Give only the number of lines below that contain the word "Trade".

**Task material**
= = = = =

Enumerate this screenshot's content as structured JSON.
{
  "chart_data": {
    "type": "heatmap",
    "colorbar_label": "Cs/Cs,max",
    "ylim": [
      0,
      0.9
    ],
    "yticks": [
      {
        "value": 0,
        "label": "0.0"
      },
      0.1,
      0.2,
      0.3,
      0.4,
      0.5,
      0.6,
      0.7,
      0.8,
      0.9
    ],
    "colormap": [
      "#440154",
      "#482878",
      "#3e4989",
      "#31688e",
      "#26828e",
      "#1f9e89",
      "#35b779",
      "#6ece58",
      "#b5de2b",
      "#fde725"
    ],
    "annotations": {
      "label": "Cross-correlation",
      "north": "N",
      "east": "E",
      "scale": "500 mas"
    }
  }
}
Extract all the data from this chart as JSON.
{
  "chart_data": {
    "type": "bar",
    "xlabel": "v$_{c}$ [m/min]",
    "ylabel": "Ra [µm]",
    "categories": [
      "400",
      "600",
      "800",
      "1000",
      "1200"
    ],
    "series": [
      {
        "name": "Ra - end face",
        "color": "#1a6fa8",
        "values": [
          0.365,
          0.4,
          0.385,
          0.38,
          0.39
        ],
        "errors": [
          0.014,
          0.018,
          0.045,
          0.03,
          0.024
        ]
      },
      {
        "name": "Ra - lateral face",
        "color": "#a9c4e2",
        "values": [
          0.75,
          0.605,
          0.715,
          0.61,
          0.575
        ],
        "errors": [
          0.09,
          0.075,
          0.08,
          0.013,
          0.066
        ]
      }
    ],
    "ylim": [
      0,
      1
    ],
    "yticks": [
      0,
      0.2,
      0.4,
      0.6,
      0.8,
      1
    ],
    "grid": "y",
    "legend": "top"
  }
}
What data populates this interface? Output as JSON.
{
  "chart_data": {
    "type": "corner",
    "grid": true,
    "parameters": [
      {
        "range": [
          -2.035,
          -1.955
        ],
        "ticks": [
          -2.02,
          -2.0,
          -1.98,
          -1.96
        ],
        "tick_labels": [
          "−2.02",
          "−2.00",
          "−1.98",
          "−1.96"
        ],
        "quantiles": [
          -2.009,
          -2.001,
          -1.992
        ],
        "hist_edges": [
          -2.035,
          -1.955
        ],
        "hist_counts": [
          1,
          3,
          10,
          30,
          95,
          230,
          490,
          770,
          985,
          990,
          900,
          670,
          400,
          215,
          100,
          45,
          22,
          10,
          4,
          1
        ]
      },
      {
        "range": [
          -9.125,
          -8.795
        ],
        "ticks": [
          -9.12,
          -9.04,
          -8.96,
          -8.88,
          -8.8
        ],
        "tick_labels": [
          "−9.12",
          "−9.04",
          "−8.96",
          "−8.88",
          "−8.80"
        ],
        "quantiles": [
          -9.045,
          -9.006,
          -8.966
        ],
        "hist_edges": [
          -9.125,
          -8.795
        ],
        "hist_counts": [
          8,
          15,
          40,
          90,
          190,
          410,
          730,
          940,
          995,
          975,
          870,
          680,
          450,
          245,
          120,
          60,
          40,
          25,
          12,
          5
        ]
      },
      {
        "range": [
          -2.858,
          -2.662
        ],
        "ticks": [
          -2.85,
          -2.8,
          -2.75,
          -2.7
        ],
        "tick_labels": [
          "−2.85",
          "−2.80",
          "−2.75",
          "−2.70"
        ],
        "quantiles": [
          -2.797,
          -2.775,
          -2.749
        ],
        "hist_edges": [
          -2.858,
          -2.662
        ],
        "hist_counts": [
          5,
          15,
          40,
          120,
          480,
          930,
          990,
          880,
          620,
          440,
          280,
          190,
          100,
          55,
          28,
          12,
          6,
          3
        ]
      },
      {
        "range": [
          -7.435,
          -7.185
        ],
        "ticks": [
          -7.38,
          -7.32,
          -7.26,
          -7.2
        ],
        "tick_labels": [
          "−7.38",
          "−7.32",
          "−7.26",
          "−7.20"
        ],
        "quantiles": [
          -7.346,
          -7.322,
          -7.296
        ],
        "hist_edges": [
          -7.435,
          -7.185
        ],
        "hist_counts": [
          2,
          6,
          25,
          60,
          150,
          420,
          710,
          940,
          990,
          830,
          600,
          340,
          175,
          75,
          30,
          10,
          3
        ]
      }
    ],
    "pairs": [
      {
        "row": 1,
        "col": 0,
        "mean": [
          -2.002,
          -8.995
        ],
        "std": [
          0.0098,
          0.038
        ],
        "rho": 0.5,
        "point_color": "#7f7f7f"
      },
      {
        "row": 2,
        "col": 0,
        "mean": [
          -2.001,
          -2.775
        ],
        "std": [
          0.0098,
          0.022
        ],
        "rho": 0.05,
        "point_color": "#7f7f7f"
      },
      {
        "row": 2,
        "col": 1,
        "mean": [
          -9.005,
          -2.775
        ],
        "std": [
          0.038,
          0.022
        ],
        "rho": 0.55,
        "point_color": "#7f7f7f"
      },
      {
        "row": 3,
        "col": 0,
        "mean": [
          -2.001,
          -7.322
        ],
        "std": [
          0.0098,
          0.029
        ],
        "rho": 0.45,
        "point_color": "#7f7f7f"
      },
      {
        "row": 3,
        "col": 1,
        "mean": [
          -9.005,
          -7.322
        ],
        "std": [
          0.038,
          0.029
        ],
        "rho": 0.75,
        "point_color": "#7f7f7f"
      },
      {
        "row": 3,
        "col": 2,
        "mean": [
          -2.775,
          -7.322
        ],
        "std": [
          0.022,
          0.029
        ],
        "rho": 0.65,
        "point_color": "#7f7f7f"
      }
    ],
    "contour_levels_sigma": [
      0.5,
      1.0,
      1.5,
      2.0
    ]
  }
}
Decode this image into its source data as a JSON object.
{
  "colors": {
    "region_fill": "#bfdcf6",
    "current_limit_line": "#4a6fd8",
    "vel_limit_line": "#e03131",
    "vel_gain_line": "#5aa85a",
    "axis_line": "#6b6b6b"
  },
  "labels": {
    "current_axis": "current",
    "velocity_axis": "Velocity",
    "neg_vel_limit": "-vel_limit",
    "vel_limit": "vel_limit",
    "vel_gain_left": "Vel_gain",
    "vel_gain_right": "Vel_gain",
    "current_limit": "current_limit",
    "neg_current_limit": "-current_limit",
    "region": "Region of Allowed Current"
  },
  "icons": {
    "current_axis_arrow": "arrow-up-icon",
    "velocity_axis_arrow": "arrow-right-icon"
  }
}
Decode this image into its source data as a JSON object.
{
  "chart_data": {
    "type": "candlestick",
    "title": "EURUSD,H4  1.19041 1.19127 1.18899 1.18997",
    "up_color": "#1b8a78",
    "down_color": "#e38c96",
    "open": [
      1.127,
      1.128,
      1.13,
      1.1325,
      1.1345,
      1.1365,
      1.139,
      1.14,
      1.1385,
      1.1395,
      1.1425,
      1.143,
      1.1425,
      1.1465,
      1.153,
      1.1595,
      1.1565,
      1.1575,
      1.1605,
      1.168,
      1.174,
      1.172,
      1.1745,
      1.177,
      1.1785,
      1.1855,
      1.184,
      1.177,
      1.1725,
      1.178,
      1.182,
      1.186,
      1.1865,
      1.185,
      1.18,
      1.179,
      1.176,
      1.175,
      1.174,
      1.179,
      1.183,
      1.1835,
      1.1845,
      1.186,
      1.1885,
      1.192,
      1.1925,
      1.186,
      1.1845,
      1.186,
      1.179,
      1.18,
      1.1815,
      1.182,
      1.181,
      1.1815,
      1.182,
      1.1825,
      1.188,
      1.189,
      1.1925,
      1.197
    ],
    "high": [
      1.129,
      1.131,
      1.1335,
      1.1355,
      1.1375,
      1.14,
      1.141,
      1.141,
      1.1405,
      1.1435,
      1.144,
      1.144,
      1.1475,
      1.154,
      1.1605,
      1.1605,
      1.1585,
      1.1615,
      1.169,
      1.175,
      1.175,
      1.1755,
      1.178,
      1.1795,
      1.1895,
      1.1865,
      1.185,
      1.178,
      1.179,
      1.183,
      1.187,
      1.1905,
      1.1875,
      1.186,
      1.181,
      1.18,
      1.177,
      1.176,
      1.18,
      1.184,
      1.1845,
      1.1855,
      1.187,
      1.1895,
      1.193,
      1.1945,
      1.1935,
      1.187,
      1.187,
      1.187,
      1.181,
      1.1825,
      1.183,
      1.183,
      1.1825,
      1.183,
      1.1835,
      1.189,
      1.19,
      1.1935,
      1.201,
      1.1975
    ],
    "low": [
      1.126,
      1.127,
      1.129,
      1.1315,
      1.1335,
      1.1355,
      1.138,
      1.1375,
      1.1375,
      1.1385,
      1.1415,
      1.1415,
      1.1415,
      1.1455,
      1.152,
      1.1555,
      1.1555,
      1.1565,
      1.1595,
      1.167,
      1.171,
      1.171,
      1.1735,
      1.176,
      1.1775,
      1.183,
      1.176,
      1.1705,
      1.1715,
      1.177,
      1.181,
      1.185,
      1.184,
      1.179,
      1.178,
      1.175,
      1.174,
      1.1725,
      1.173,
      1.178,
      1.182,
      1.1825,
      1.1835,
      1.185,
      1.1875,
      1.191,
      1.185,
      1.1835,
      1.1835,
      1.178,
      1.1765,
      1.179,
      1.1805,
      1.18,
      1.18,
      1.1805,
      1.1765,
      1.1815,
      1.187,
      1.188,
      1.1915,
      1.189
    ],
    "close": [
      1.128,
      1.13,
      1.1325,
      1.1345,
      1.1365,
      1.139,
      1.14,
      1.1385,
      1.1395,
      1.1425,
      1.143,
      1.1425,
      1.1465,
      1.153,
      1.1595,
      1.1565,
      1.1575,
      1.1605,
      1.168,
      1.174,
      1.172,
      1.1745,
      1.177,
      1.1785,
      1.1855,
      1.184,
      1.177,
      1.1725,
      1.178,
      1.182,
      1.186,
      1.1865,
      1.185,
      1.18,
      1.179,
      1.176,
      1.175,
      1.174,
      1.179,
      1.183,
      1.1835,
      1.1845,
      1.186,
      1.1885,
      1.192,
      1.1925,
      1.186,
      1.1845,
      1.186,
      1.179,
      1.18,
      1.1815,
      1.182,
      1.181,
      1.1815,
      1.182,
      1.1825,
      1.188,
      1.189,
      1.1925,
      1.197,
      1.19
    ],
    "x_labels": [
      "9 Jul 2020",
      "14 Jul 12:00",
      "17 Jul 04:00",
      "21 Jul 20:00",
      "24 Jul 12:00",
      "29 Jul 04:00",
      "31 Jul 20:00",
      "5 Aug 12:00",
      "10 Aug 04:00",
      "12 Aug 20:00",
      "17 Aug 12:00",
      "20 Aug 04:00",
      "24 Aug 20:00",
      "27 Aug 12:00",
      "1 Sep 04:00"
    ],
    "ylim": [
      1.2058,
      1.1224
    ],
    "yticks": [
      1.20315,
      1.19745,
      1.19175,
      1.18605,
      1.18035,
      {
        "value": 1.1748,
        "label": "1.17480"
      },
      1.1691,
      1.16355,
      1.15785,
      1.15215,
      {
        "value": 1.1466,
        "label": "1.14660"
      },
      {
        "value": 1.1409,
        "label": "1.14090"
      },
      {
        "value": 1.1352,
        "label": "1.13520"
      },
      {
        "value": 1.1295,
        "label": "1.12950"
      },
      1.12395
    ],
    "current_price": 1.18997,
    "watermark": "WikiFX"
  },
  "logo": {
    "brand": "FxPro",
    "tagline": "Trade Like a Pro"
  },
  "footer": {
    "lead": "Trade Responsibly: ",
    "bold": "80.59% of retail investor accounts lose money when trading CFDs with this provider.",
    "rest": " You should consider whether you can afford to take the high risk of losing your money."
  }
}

= = = = =

**Exercise output**
2